## AIM OF THE EXERCISE
Every record below should be written out exactly; pictures stay out.

[Extracted records]
******

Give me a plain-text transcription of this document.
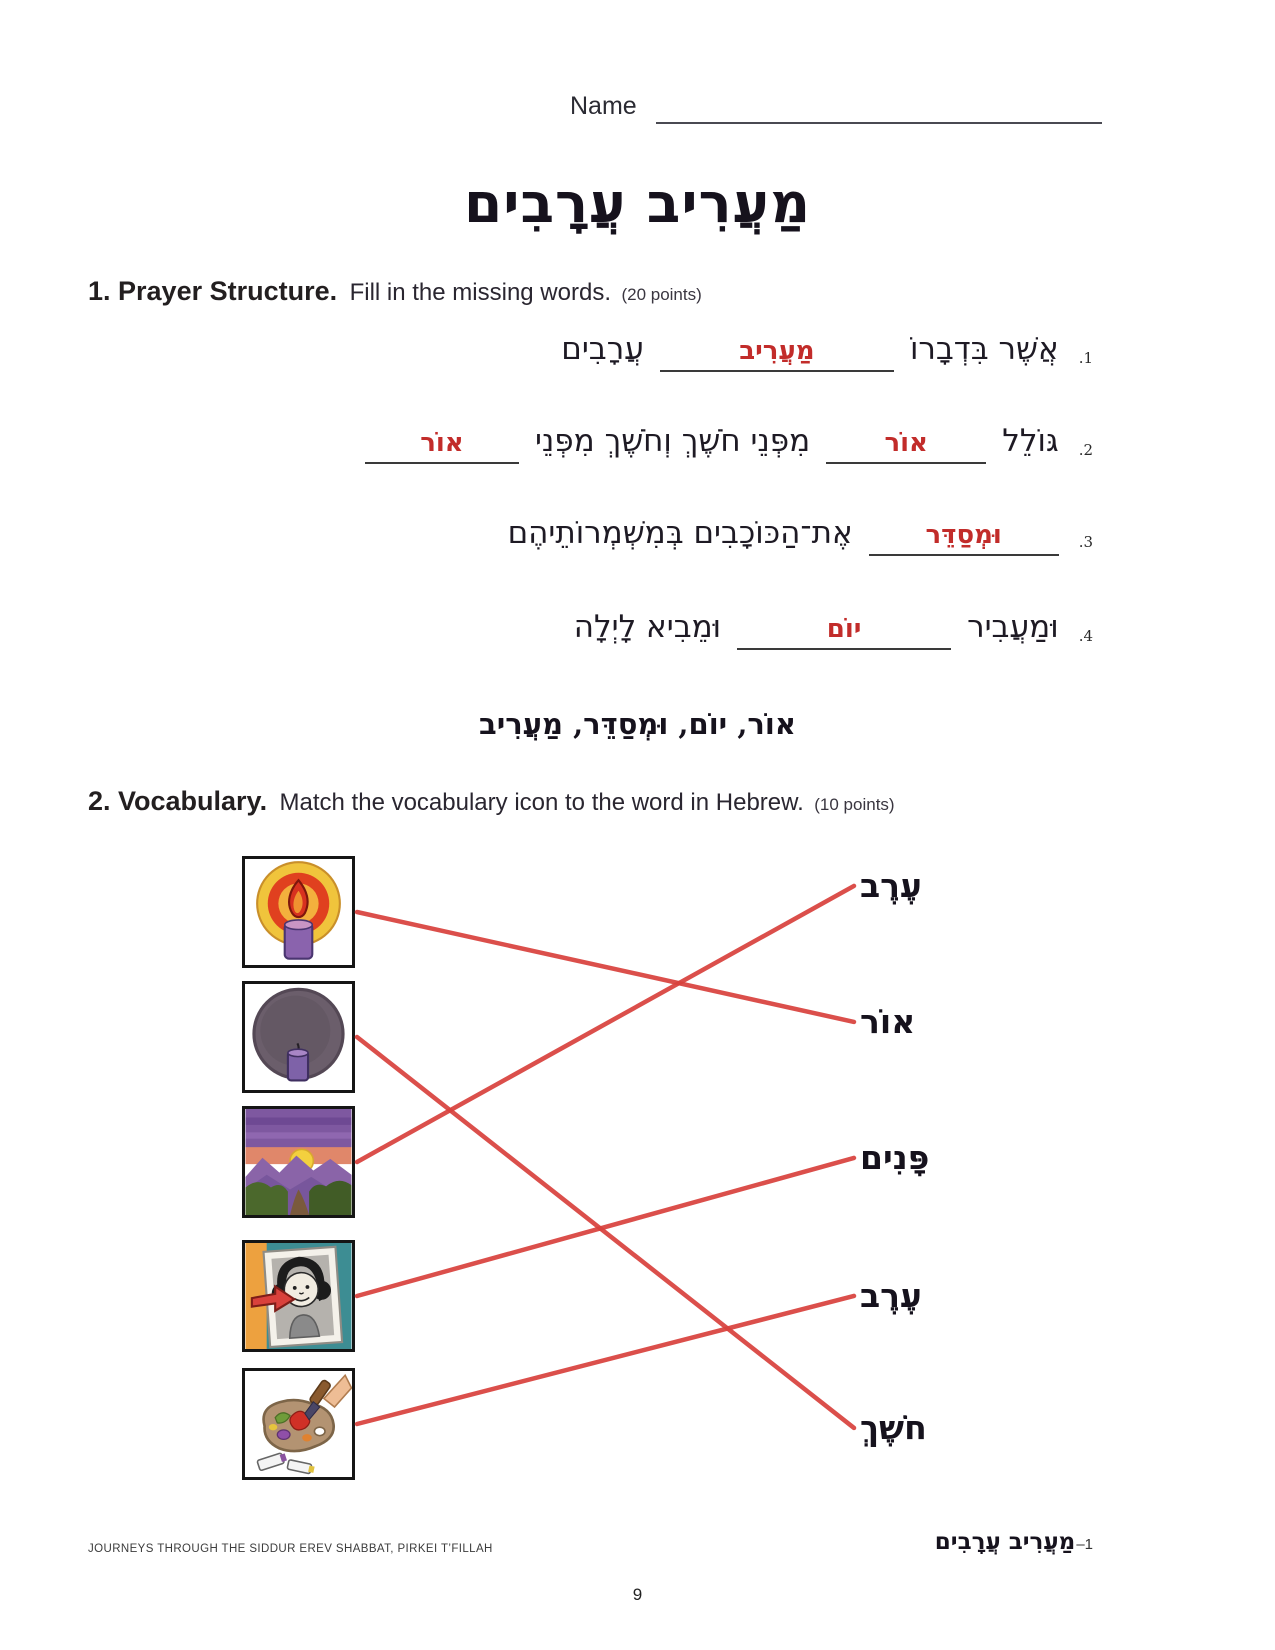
Name
מַעֲרִיב עֲרָבִים
1. Prayer Structure. Fill in the missing words. (20 points)
.1
אֲשֶׁר בִּדְבָרוֹ
מַעֲרִיב
עֲרָבִים
.2
גּוֹלֵל
אוֹר
מִפְּנֵי חֹשֶׁךְ וְחֹשֶׁךְ מִפְּנֵי
אוֹר
.3
וּמְסַדֵּר
אֶת־הַכּוֹכָבִים בְּמִשְׁמְרוֹתֵיהֶם
.4
וּמַעֲבִיר
יוֹם
וּמֵבִיא לָיְלָה
אוֹר, יוֹם, וּמְסַדֵּר, מַעֲרִיב
2. Vocabulary. Match the vocabulary icon to the word in Hebrew. (10 points)
עֶרֶב
אוֹר
פָּנִים
עֶרֶב
חֹשֶׁךְ
JOURNEYS THROUGH THE SIDDUR EREV SHABBAT, PIRKEI T’FILLAH	מַעֲרִיב עֲרָבִים –1
9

******

## RESULT FOR THIS TASK
Give me a plain-text transcription of this document.
Name
מַעֲרִיב עֲרָבִים
1. Prayer Structure. Fill in the missing words. (20 points)
.1
אֲשֶׁר בִּדְבָרוֹ
מַעֲרִיב
עֲרָבִים
.2
גּוֹלֵל
אוֹר
מִפְּנֵי חֹשֶׁךְ וְחֹשֶׁךְ מִפְּנֵי
אוֹר
.3
וּמְסַדֵּר
אֶת־הַכּוֹכָבִים בְּמִשְׁמְרוֹתֵיהֶם
.4
וּמַעֲבִיר
יוֹם
וּמֵבִיא לָיְלָה
אוֹר, יוֹם, וּמְסַדֵּר, מַעֲרִיב
2. Vocabulary. Match the vocabulary icon to the word in Hebrew. (10 points)
עֶרֶב
אוֹר
פָּנִים
עֶרֶב
חֹשֶׁךְ
JOURNEYS THROUGH THE SIDDUR EREV SHABBAT, PIRKEI T’FILLAH	מַעֲרִיב עֲרָבִים –1
9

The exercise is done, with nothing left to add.